Dataset records on visual material

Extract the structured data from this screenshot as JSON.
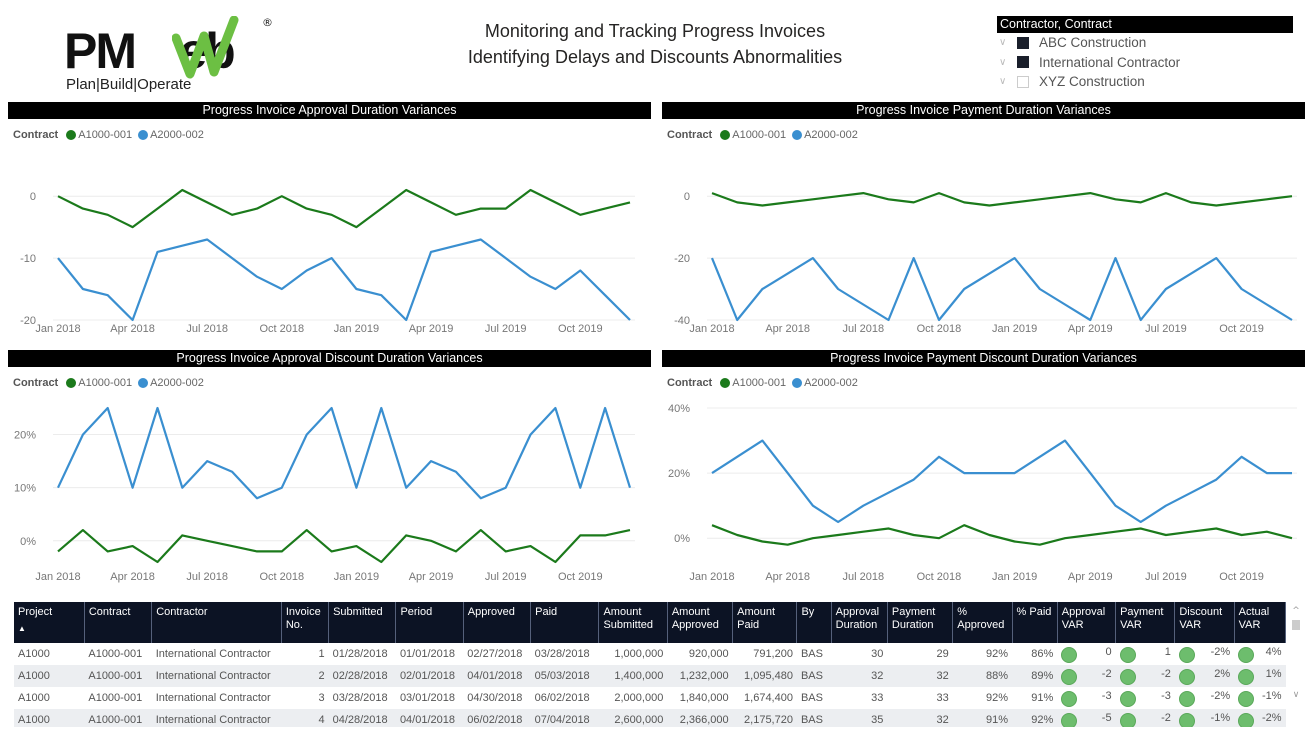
{
  "logo": {
    "brand": "PMWeb",
    "tagline": "Plan|Build|Operate",
    "brand_color": "#6cbf43"
  },
  "header": {
    "title_line1": "Monitoring and Tracking Progress Invoices",
    "title_line2": "Identifying Delays and Discounts Abnormalities"
  },
  "slicer": {
    "title": "Contractor, Contract",
    "items": [
      {
        "label": "ABC Construction",
        "checked": true
      },
      {
        "label": "International Contractor",
        "checked": true
      },
      {
        "label": "XYZ Construction",
        "checked": false
      }
    ]
  },
  "colors": {
    "series1": "#1b7a1b",
    "series2": "#3a8fd0"
  },
  "chart_data": [
    {
      "type": "line",
      "title": "Progress Invoice Approval Duration Variances",
      "legend_title": "Contract",
      "legend_position": "top-left",
      "x": [
        "Jan 2018",
        "Feb 2018",
        "Mar 2018",
        "Apr 2018",
        "May 2018",
        "Jun 2018",
        "Jul 2018",
        "Aug 2018",
        "Sep 2018",
        "Oct 2018",
        "Nov 2018",
        "Dec 2018",
        "Jan 2019",
        "Feb 2019",
        "Mar 2019",
        "Apr 2019",
        "May 2019",
        "Jun 2019",
        "Jul 2019",
        "Aug 2019",
        "Sep 2019",
        "Oct 2019",
        "Nov 2019",
        "Dec 2019"
      ],
      "x_ticks": [
        "Jan 2018",
        "Apr 2018",
        "Jul 2018",
        "Oct 2018",
        "Jan 2019",
        "Apr 2019",
        "Jul 2019",
        "Oct 2019"
      ],
      "y_ticks": [
        "0",
        "-10",
        "-20"
      ],
      "ylim": [
        -20,
        1
      ],
      "y_tick_values": [
        0,
        -10,
        -20
      ],
      "grid": true,
      "series": [
        {
          "name": "A1000-001",
          "values": [
            0,
            -2,
            -3,
            -5,
            -2,
            1,
            -1,
            -3,
            -2,
            0,
            -2,
            -3,
            -5,
            -2,
            1,
            -1,
            -3,
            -2,
            -2,
            1,
            -1,
            -3,
            -2,
            -1
          ]
        },
        {
          "name": "A2000-002",
          "values": [
            -10,
            -15,
            -16,
            -20,
            -9,
            -8,
            -7,
            -10,
            -13,
            -15,
            -12,
            -10,
            -15,
            -16,
            -20,
            -9,
            -8,
            -7,
            -10,
            -13,
            -15,
            -12,
            -16,
            -20
          ]
        }
      ]
    },
    {
      "type": "line",
      "title": "Progress Invoice Payment Duration Variances",
      "legend_title": "Contract",
      "legend_position": "top-left",
      "x": [
        "Jan 2018",
        "Feb 2018",
        "Mar 2018",
        "Apr 2018",
        "May 2018",
        "Jun 2018",
        "Jul 2018",
        "Aug 2018",
        "Sep 2018",
        "Oct 2018",
        "Nov 2018",
        "Dec 2018",
        "Jan 2019",
        "Feb 2019",
        "Mar 2019",
        "Apr 2019",
        "May 2019",
        "Jun 2019",
        "Jul 2019",
        "Aug 2019",
        "Sep 2019",
        "Oct 2019",
        "Nov 2019",
        "Dec 2019"
      ],
      "x_ticks": [
        "Jan 2018",
        "Apr 2018",
        "Jul 2018",
        "Oct 2018",
        "Jan 2019",
        "Apr 2019",
        "Jul 2019",
        "Oct 2019"
      ],
      "y_ticks": [
        "0",
        "-20",
        "-40"
      ],
      "ylim": [
        -40,
        2
      ],
      "y_tick_values": [
        0,
        -20,
        -40
      ],
      "grid": true,
      "series": [
        {
          "name": "A1000-001",
          "values": [
            1,
            -2,
            -3,
            -2,
            -1,
            0,
            1,
            -1,
            -2,
            1,
            -2,
            -3,
            -2,
            -1,
            0,
            1,
            -1,
            -2,
            1,
            -2,
            -3,
            -2,
            -1,
            0
          ]
        },
        {
          "name": "A2000-002",
          "values": [
            -20,
            -40,
            -30,
            -25,
            -20,
            -30,
            -35,
            -40,
            -20,
            -40,
            -30,
            -25,
            -20,
            -30,
            -35,
            -40,
            -20,
            -40,
            -30,
            -25,
            -20,
            -30,
            -35,
            -40
          ]
        }
      ]
    },
    {
      "type": "line",
      "title": "Progress Invoice Approval Discount Duration Variances",
      "legend_title": "Contract",
      "legend_position": "top-left",
      "x": [
        "Jan 2018",
        "Feb 2018",
        "Mar 2018",
        "Apr 2018",
        "May 2018",
        "Jun 2018",
        "Jul 2018",
        "Aug 2018",
        "Sep 2018",
        "Oct 2018",
        "Nov 2018",
        "Dec 2018",
        "Jan 2019",
        "Feb 2019",
        "Mar 2019",
        "Apr 2019",
        "May 2019",
        "Jun 2019",
        "Jul 2019",
        "Aug 2019",
        "Sep 2019",
        "Oct 2019",
        "Nov 2019",
        "Dec 2019"
      ],
      "x_ticks": [
        "Jan 2018",
        "Apr 2018",
        "Jul 2018",
        "Oct 2018",
        "Jan 2019",
        "Apr 2019",
        "Jul 2019",
        "Oct 2019"
      ],
      "y_ticks": [
        "20%",
        "10%",
        "0%"
      ],
      "ylim": [
        -4,
        25
      ],
      "y_tick_values": [
        20,
        10,
        0
      ],
      "grid": true,
      "series": [
        {
          "name": "A1000-001",
          "values": [
            -2,
            2,
            -2,
            -1,
            -4,
            1,
            0,
            -1,
            -2,
            -2,
            2,
            -2,
            -1,
            -4,
            1,
            0,
            -2,
            2,
            -2,
            -1,
            -4,
            1,
            1,
            2
          ]
        },
        {
          "name": "A2000-002",
          "values": [
            10,
            20,
            25,
            10,
            25,
            10,
            15,
            13,
            8,
            10,
            20,
            25,
            10,
            25,
            10,
            15,
            13,
            8,
            10,
            20,
            25,
            10,
            25,
            10
          ]
        }
      ]
    },
    {
      "type": "line",
      "title": "Progress Invoice Payment Discount Duration Variances",
      "legend_title": "Contract",
      "legend_position": "top-left",
      "x": [
        "Jan 2018",
        "Feb 2018",
        "Mar 2018",
        "Apr 2018",
        "May 2018",
        "Jun 2018",
        "Jul 2018",
        "Aug 2018",
        "Sep 2018",
        "Oct 2018",
        "Nov 2018",
        "Dec 2018",
        "Jan 2019",
        "Feb 2019",
        "Mar 2019",
        "Apr 2019",
        "May 2019",
        "Jun 2019",
        "Jul 2019",
        "Aug 2019",
        "Sep 2019",
        "Oct 2019",
        "Nov 2019",
        "Dec 2019"
      ],
      "x_ticks": [
        "Jan 2018",
        "Apr 2018",
        "Jul 2018",
        "Oct 2018",
        "Jan 2019",
        "Apr 2019",
        "Jul 2019",
        "Oct 2019"
      ],
      "y_ticks": [
        "40%",
        "20%",
        "0%"
      ],
      "ylim": [
        -3,
        40
      ],
      "y_tick_values": [
        40,
        20,
        0
      ],
      "grid": true,
      "series": [
        {
          "name": "A1000-001",
          "values": [
            4,
            1,
            -1,
            -2,
            0,
            1,
            2,
            3,
            1,
            0,
            4,
            1,
            -1,
            -2,
            0,
            1,
            2,
            3,
            1,
            2,
            3,
            1,
            2,
            0
          ]
        },
        {
          "name": "A2000-002",
          "values": [
            20,
            25,
            30,
            20,
            10,
            5,
            10,
            14,
            18,
            25,
            20,
            20,
            20,
            25,
            30,
            20,
            10,
            5,
            10,
            14,
            18,
            25,
            20,
            20
          ]
        }
      ]
    }
  ],
  "table": {
    "columns": [
      "Project",
      "Contract",
      "Contractor",
      "Invoice No.",
      "Submitted",
      "Period",
      "Approved",
      "Paid",
      "Amount Submitted",
      "Amount Approved",
      "Amount Paid",
      "By",
      "Approval Duration",
      "Payment Duration",
      "% Approved",
      "% Paid",
      "Approval VAR",
      "Payment VAR",
      "Discount VAR",
      "Actual VAR"
    ],
    "sort_column": "Project",
    "sort_direction": "ascending",
    "rows": [
      [
        "A1000",
        "A1000-001",
        "International Contractor",
        "1",
        "01/28/2018",
        "01/01/2018",
        "02/27/2018",
        "03/28/2018",
        "1,000,000",
        "920,000",
        "791,200",
        "BAS",
        "30",
        "29",
        "92%",
        "86%",
        "0",
        "1",
        "-2%",
        "4%"
      ],
      [
        "A1000",
        "A1000-001",
        "International Contractor",
        "2",
        "02/28/2018",
        "02/01/2018",
        "04/01/2018",
        "05/03/2018",
        "1,400,000",
        "1,232,000",
        "1,095,480",
        "BAS",
        "32",
        "32",
        "88%",
        "89%",
        "-2",
        "-2",
        "2%",
        "1%"
      ],
      [
        "A1000",
        "A1000-001",
        "International Contractor",
        "3",
        "03/28/2018",
        "03/01/2018",
        "04/30/2018",
        "06/02/2018",
        "2,000,000",
        "1,840,000",
        "1,674,400",
        "BAS",
        "33",
        "33",
        "92%",
        "91%",
        "-3",
        "-3",
        "-2%",
        "-1%"
      ],
      [
        "A1000",
        "A1000-001",
        "International Contractor",
        "4",
        "04/28/2018",
        "04/01/2018",
        "06/02/2018",
        "07/04/2018",
        "2,600,000",
        "2,366,000",
        "2,175,720",
        "BAS",
        "35",
        "32",
        "91%",
        "92%",
        "-5",
        "-2",
        "-1%",
        "-2%"
      ]
    ],
    "indicator_color": "#6dbd6d"
  }
}
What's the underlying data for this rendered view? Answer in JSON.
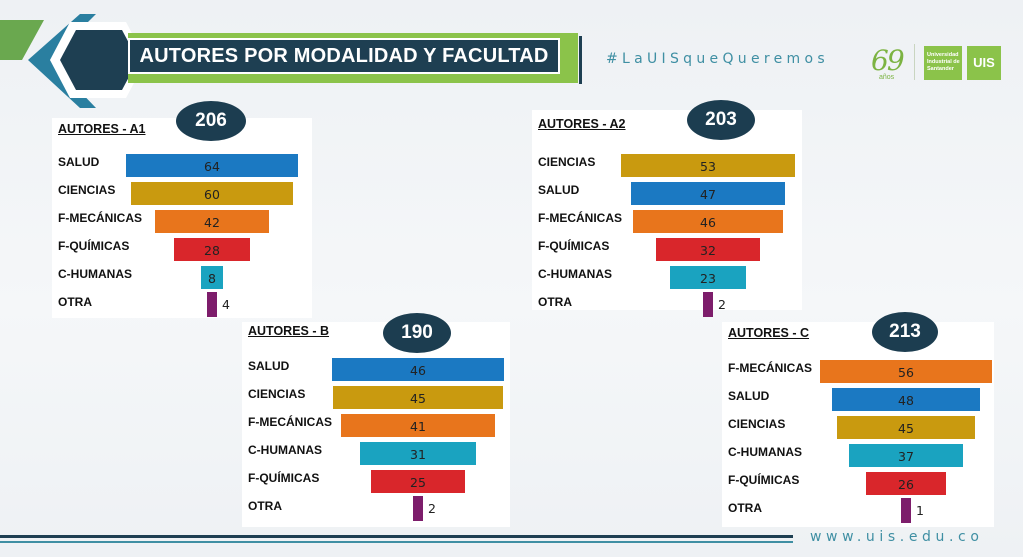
{
  "header": {
    "title": "AUTORES POR MODALIDAD Y FACULTAD",
    "hashtag": "#LaUISqueQueremos",
    "anniversary": {
      "number": "69",
      "word": "años"
    },
    "university": "Universidad Industrial de Santander",
    "logo_short": "UIS"
  },
  "footer": {
    "url": "www.uis.edu.co"
  },
  "colors": {
    "SALUD": "#1b79c2",
    "CIENCIAS": "#c99a0f",
    "F-MECÁNICAS": "#e8751c",
    "F-QUÍMICAS": "#d9262b",
    "C-HUMANAS": "#1aa3c0",
    "OTRA": "#7d1d6b"
  },
  "chart_data": [
    {
      "type": "bar",
      "title": "AUTORES - A1",
      "total": "206",
      "categories": [
        "SALUD",
        "CIENCIAS",
        "F-MECÁNICAS",
        "F-QUÍMICAS",
        "C-HUMANAS",
        "OTRA"
      ],
      "values": [
        64,
        60,
        42,
        28,
        8,
        4
      ]
    },
    {
      "type": "bar",
      "title": "AUTORES - A2",
      "total": "203",
      "categories": [
        "CIENCIAS",
        "SALUD",
        "F-MECÁNICAS",
        "F-QUÍMICAS",
        "C-HUMANAS",
        "OTRA"
      ],
      "values": [
        53,
        47,
        46,
        32,
        23,
        2
      ]
    },
    {
      "type": "bar",
      "title": "AUTORES - B",
      "total": "190",
      "categories": [
        "SALUD",
        "CIENCIAS",
        "F-MECÁNICAS",
        "C-HUMANAS",
        "F-QUÍMICAS",
        "OTRA"
      ],
      "values": [
        46,
        45,
        41,
        31,
        25,
        2
      ]
    },
    {
      "type": "bar",
      "title": "AUTORES - C",
      "total": "213",
      "categories": [
        "F-MECÁNICAS",
        "SALUD",
        "CIENCIAS",
        "C-HUMANAS",
        "F-QUÍMICAS",
        "OTRA"
      ],
      "values": [
        56,
        48,
        45,
        37,
        26,
        1
      ]
    }
  ]
}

WRITTEN EXERCISE:
Copy all lines from the data that hold the word "AUTORES".

ANSWER IN FULL:
    "title": "AUTORES POR MODALIDAD Y FACULTAD",
      "title": "AUTORES - A1",
      "title": "AUTORES - A2",
      "title": "AUTORES - B",
      "title": "AUTORES - C",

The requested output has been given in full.